GOAL: Type out the material below exactly.

Items from a dataset:
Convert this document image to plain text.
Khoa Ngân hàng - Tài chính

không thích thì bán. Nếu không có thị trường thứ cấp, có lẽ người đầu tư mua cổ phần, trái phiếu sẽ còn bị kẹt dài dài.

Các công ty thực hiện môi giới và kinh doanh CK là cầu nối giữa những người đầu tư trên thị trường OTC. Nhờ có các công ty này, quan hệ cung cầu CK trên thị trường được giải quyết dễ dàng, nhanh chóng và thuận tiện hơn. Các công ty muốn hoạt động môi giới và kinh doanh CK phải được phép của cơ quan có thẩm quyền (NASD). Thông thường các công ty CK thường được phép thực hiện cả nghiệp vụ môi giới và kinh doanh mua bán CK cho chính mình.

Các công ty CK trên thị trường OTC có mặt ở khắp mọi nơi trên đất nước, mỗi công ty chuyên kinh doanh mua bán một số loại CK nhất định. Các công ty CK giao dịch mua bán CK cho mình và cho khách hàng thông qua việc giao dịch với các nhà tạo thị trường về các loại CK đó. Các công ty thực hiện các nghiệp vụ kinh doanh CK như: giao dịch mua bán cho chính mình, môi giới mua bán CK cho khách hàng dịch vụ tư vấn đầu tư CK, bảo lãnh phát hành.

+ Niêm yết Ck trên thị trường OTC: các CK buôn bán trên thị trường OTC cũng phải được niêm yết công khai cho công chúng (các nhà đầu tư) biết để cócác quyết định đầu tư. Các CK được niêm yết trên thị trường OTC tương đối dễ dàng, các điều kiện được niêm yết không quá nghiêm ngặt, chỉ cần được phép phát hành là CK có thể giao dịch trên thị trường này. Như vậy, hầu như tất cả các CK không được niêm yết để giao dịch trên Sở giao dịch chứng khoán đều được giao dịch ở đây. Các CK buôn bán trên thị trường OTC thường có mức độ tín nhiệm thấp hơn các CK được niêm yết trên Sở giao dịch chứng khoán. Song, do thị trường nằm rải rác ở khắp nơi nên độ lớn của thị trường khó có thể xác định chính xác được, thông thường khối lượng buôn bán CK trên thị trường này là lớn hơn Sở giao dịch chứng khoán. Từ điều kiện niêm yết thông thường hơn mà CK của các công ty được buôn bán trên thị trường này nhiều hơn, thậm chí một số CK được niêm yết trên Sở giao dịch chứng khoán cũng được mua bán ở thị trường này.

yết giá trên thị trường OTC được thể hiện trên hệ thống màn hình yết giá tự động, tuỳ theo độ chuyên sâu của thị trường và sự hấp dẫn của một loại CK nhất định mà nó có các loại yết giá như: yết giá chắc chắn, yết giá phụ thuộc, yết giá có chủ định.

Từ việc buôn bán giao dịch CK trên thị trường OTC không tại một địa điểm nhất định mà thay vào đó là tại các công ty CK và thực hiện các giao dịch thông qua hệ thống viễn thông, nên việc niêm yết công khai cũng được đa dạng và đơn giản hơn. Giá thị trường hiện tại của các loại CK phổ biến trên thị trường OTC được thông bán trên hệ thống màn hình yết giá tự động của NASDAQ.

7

SOLUTION TO THIS PROBLEM:
Convert this document image to plain text.
Khoa Ngân hàng - Tài chính

không thích thì bán. Nếu không có thị trường thứ cấp, có lẽ người đầu tư mua cổ phần, trái phiếu sẽ còn bị kẹt dài dài.

Các công ty thực hiện môi giới và kinh doanh CK là cầu nối giữa những người đầu tư trên thị trường OTC. Nhờ có các công ty này, quan hệ cung cầu CK trên thị trường được giải quyết dễ dàng, nhanh chóng và thuận tiện hơn. Các công ty muốn hoạt động môi giới và kinh doanh CK phải được phép của cơ quan có thẩm quyền (NASD). Thông thường các công ty CK thường được phép thực hiện cả nghiệp vụ môi giới và kinh doanh mua bán CK cho chính mình.

Các công ty CK trên thị trường OTC có mặt ở khắp mọi nơi trên đất nước, mỗi công ty chuyên kinh doanh mua bán một số loại CK nhất định. Các công ty CK giao dịch mua bán CK cho mình và cho khách hàng thông qua việc giao dịch với các nhà tạo thị trường về các loại CK đó. Các công ty thực hiện các nghiệp vụ kinh doanh CK như: giao dịch mua bán cho chính mình, môi giới mua bán CK cho khách hàng dịch vụ tư vấn đầu tư CK, bảo lãnh phát hành.

+ Niêm yết Ck trên thị trường OTC: các CK buôn bán trên thị trường OTC cũng phải được niêm yết công khai cho công chúng (các nhà đầu tư) biết để cócác quyết định đầu tư. Các CK được niêm yết trên thị trường OTC tương đối dễ dàng, các điều kiện được niêm yết không quá nghiêm ngặt, chỉ cần được phép phát hành là CK có thể giao dịch trên thị trường này. Như vậy, hầu như tất cả các CK không được niêm yết để giao dịch trên Sở giao dịch chứng khoán đều được giao dịch ở đây. Các CK buôn bán trên thị trường OTC thường có mức độ tín nhiệm thấp hơn các CK được niêm yết trên Sở giao dịch chứng khoán. Song, do thị trường nằm rải rác ở khắp nơi nên độ lớn của thị trường khó có thể xác định chính xác được, thông thường khối lượng buôn bán CK trên thị trường này là lớn hơn Sở giao dịch chứng khoán. Từ điều kiện niêm yết thông thường hơn mà CK của các công ty được buôn bán trên thị trường này nhiều hơn, thậm chí một số CK được niêm yết trên Sở giao dịch chứng khoán cũng được mua bán ở thị trường này.

yết giá trên thị trường OTC được thể hiện trên hệ thống màn hình yết giá tự động, tuỳ theo độ chuyên sâu của thị trường và sự hấp dẫn của một loại CK nhất định mà nó có các loại yết giá như: yết giá chắc chắn, yết giá phụ thuộc, yết giá có chủ định.

Từ việc buôn bán giao dịch CK trên thị trường OTC không tại một địa điểm nhất định mà thay vào đó là tại các công ty CK và thực hiện các giao dịch thông qua hệ thống viễn thông, nên việc niêm yết công khai cũng được đa dạng và đơn giản hơn. Giá thị trường hiện tại của các loại CK phổ biến trên thị trường OTC được thông bán trên hệ thống màn hình yết giá tự động của NASDAQ.

7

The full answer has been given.